#### [Text segment]
= = = = = = =
Man, some weeks parenting is a real bugger. Bugger! Wait, did I say bugger? Let me rephrase cause 'bugger' sounds too Euro-cutesy. Some weeks suck to be a parent, SUCK! Some weeks are so super hard they take all your strength just to keep from blowing out and burning up. Parenting isn't easy (all the parents nod and stare blankly). Now, please know that I am not writing this to simply bitch about the hard week I am experiencing, though it does feel good to talk about it! I am writing as always because this situation points out a superb social entrepreneur opportunity.
The hard week back story- For me the reason is simple, lack of sleep. This week is all about sleep deprivation in my family and sleep deprivation makes everyone a little crazy, a little mean and a lot grumpy. Throw in full time work and my wife's consulting freelance work and you get a crabhole week.
Perhaps solar flares are messing with the cosmic peace that my wife and I enjoyed the last two weeks. Maybe it's growth spurts? Change of season? Who knows. Either way our boys have decided it's a party all night week and the house seems a giant mess and dinner is harder than usual to plan and, and, and it's real hard for dad (me) AND especially hard on Mom.
What is crazy to think about is how good my family actually has it. As I have said before, my wife is a saint and a beautiful saint at that! Everyday I count my blessings that we are stable and lucky enough that my wife can stay home with the kids only having to work if she decides to work. We aren't wealthy but we don't worry about want. Our lack of want and blessings provided got me thinking about how much harder parenting could be and that got me thinking about opportunity solutions.
= = = = = = =
#### [Given entries]
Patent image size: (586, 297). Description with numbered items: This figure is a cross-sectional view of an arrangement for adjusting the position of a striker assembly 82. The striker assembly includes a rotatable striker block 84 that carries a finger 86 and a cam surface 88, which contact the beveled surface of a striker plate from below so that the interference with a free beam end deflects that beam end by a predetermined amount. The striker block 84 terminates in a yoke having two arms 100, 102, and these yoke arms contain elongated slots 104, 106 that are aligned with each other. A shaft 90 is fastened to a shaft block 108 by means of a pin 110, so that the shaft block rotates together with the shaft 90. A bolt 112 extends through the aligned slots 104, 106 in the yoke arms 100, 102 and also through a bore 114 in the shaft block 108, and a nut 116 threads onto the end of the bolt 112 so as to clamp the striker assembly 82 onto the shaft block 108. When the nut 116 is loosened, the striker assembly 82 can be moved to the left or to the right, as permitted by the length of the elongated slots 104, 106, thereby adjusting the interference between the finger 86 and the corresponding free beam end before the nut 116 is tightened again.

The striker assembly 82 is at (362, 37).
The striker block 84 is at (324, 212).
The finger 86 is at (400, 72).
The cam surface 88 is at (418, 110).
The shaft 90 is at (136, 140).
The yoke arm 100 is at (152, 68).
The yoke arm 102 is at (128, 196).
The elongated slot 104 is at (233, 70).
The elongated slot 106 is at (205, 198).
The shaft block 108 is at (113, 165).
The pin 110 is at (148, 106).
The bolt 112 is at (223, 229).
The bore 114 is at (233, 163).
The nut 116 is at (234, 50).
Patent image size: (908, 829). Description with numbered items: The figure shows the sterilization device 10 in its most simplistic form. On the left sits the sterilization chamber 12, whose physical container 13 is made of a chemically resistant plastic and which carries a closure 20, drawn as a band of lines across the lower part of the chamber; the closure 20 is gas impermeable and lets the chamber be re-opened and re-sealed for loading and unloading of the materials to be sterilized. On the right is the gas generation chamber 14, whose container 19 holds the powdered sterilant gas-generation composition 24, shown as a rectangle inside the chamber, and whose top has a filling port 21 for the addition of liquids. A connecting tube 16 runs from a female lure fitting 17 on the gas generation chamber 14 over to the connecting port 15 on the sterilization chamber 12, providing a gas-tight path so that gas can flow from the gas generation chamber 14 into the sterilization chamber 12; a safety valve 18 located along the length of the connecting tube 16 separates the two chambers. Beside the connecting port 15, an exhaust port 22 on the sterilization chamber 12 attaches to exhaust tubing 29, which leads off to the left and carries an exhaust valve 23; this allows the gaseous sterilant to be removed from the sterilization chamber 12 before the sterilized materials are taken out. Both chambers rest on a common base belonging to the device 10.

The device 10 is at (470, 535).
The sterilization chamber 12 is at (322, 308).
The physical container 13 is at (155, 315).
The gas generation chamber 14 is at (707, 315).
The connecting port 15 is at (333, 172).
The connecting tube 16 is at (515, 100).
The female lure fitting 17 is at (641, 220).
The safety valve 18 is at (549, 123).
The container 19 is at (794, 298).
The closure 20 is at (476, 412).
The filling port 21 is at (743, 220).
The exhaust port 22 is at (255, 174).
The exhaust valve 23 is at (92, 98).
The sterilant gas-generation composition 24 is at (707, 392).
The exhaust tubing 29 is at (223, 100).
= = = = = = =
#### [What is required]
Write out the part of the parenting post starting with "Man, some weeks" and going on through "social entrepreneur opportunity.".

#### [Solved problem]
Man, some weeks parenting is a real bugger. Bugger! Wait, did I say bugger? Let me rephrase cause 'bugger' sounds too Euro-cutesy. Some weeks suck to be a parent, SUCK! Some weeks are so super hard they take all your strength just to keep from blowing out and burning up. Parenting isn't easy (all the parents nod and stare blankly). Now, please know that I am not writing this to simply bitch about the hard week I am experiencing, though it does feel good to talk about it! I am writing as always because this situation points out a superb social entrepreneur opportunity.